To do:
Which lines in the records below contain the word "Gavin"? Return each of them.

━━ Data for this exercise

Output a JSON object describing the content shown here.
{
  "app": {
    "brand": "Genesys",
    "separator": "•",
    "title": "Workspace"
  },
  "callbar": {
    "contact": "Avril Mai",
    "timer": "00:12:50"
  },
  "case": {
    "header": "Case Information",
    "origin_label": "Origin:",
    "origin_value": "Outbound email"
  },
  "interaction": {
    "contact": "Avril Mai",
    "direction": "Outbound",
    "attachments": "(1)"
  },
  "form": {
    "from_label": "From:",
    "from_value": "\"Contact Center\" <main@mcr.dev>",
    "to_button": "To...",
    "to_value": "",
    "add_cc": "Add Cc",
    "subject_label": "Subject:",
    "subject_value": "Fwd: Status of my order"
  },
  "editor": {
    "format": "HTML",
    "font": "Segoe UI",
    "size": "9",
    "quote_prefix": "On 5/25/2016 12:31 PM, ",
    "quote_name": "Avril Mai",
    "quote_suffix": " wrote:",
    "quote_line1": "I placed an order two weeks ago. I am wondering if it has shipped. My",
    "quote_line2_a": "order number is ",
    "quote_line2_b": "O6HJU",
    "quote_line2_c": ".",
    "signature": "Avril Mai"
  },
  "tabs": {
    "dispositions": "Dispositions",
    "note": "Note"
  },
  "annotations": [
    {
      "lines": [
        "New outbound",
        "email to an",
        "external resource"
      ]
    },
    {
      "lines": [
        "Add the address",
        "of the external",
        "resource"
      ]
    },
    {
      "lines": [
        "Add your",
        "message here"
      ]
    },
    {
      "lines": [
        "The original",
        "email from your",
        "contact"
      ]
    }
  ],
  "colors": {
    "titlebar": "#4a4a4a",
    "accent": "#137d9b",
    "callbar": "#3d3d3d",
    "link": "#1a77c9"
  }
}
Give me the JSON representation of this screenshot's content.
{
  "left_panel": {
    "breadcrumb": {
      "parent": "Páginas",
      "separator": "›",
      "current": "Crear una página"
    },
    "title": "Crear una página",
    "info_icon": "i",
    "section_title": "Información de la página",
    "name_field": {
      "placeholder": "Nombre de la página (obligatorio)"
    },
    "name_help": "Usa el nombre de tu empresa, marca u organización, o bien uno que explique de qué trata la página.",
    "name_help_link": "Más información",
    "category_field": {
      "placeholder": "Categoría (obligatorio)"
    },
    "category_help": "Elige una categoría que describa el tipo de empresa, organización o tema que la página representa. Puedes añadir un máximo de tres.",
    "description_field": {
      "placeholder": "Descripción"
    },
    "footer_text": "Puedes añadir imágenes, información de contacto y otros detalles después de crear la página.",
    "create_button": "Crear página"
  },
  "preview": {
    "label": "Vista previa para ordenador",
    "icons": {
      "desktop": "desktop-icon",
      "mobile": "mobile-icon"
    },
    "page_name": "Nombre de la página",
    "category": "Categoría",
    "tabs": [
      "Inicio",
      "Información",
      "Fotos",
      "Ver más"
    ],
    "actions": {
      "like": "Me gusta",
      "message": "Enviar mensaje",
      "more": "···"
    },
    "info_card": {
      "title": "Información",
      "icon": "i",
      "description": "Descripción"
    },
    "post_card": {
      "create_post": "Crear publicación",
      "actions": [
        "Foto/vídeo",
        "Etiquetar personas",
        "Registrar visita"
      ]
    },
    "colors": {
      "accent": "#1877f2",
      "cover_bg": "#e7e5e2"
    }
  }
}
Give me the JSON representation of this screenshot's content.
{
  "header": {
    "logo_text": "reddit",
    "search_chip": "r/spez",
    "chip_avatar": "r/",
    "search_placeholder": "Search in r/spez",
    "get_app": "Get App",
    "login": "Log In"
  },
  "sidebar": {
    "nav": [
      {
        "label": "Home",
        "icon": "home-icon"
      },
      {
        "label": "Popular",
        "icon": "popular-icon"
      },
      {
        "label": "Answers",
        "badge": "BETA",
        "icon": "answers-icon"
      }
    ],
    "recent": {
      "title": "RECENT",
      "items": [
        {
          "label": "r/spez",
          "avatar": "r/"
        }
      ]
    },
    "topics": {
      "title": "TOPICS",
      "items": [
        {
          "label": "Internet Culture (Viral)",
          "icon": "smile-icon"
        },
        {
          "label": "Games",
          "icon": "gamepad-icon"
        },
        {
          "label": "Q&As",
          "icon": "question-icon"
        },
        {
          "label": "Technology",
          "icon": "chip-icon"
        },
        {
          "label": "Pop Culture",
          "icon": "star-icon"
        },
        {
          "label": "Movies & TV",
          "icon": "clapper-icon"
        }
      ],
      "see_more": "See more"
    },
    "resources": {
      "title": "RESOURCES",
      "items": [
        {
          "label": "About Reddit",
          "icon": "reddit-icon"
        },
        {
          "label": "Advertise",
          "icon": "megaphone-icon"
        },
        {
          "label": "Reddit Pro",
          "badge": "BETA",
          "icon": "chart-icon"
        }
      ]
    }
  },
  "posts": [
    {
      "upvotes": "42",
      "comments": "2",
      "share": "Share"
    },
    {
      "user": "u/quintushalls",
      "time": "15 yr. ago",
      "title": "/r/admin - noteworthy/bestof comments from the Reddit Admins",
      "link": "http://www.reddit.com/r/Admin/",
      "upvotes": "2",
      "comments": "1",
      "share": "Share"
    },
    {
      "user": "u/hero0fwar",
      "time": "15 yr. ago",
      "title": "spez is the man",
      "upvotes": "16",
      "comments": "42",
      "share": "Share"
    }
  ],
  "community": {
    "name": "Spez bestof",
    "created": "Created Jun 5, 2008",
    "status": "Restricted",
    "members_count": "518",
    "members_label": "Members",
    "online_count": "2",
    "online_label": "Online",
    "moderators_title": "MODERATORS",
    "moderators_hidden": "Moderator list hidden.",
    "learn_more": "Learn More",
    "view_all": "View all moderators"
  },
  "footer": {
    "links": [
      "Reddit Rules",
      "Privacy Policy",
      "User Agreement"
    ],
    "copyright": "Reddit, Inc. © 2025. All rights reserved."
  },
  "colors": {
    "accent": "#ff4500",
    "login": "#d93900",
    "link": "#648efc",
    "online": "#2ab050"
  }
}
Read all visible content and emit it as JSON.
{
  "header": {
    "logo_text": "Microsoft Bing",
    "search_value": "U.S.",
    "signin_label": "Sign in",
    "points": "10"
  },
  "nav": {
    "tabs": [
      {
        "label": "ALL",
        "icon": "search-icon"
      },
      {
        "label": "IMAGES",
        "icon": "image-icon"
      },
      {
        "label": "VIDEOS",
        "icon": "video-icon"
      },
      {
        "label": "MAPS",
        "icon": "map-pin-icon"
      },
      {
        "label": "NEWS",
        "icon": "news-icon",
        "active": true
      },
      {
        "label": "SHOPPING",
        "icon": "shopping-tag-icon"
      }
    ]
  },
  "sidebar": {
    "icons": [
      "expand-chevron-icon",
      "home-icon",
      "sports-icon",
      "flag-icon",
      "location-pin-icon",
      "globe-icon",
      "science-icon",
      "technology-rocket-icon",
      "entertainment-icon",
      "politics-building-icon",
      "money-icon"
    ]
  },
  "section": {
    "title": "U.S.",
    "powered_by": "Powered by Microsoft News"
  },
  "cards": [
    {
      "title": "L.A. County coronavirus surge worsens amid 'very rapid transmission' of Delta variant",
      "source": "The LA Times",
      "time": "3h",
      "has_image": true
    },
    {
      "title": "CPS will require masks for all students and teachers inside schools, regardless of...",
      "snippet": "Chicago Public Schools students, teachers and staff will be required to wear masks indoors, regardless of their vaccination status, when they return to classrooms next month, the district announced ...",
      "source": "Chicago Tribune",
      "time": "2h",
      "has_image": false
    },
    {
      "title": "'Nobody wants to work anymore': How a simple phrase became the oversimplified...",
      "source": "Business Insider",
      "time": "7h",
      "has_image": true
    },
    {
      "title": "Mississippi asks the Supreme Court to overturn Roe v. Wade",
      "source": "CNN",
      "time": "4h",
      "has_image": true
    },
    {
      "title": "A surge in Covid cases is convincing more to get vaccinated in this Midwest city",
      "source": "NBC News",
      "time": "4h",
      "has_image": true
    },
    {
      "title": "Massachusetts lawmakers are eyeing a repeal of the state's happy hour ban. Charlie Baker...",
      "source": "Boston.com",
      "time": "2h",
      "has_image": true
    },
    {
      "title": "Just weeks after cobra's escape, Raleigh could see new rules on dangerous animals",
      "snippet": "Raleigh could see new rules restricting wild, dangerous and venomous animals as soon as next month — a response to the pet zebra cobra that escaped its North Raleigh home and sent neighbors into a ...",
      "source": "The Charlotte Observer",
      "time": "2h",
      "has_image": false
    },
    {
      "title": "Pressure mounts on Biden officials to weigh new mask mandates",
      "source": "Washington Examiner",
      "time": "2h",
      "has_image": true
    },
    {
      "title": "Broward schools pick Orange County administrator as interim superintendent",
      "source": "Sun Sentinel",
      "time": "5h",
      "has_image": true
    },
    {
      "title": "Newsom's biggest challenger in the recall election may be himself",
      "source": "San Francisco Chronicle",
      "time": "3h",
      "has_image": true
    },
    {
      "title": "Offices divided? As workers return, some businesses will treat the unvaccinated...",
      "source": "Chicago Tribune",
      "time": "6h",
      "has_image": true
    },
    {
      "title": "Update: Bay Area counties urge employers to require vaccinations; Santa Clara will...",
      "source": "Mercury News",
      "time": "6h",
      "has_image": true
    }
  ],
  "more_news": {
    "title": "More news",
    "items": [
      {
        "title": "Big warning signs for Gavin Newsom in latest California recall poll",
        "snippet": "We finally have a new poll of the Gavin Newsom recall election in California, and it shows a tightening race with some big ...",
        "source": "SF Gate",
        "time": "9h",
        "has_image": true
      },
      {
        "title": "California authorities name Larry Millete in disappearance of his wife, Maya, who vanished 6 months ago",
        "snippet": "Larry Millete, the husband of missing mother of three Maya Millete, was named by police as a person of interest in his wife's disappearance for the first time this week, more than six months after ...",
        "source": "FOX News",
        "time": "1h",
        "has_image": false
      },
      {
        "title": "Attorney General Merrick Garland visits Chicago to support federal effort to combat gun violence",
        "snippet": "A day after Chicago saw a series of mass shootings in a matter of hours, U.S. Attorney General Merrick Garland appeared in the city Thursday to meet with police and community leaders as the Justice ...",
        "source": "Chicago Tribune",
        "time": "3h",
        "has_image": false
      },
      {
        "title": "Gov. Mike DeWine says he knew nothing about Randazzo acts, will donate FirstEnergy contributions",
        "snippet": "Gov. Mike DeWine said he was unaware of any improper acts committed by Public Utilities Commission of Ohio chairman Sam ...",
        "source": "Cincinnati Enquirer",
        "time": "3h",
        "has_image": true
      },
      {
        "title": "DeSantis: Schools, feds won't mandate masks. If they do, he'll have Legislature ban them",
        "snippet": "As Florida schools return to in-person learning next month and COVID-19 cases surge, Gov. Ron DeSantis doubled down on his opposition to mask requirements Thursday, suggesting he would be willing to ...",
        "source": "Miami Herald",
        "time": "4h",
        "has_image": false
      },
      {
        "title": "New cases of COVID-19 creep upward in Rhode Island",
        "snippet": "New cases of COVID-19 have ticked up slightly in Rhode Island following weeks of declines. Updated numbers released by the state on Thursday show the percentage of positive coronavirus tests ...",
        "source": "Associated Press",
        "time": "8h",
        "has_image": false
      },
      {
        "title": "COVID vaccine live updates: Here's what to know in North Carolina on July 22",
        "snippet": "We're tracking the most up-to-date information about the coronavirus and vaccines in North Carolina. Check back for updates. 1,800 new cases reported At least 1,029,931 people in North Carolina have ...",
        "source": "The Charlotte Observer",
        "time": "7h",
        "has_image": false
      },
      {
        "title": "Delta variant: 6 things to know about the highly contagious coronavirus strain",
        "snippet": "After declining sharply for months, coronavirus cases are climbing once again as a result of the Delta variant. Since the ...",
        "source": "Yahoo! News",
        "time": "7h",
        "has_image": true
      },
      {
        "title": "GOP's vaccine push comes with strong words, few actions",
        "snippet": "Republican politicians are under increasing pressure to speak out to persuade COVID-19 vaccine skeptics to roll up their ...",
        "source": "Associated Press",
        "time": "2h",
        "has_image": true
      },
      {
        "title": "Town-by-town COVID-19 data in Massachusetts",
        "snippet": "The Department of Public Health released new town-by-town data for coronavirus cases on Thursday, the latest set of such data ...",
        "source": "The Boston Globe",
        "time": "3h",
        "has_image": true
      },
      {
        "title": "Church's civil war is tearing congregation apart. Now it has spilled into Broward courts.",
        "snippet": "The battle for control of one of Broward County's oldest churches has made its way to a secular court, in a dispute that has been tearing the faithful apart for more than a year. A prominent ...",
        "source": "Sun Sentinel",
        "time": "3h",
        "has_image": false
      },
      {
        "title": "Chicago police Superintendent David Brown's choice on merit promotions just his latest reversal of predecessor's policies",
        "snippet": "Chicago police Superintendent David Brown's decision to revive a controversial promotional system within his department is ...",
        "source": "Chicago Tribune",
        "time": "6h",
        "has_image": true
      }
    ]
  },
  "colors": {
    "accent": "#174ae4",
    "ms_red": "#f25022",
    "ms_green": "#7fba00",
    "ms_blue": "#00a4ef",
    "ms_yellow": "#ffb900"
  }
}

━━━━

Result of the exercise:
        "title": "Big warning signs for Gavin Newsom in latest California recall poll",
        "snippet": "We finally have a new poll of the Gavin Newsom recall election in California, and it shows a tightening race with some big ...",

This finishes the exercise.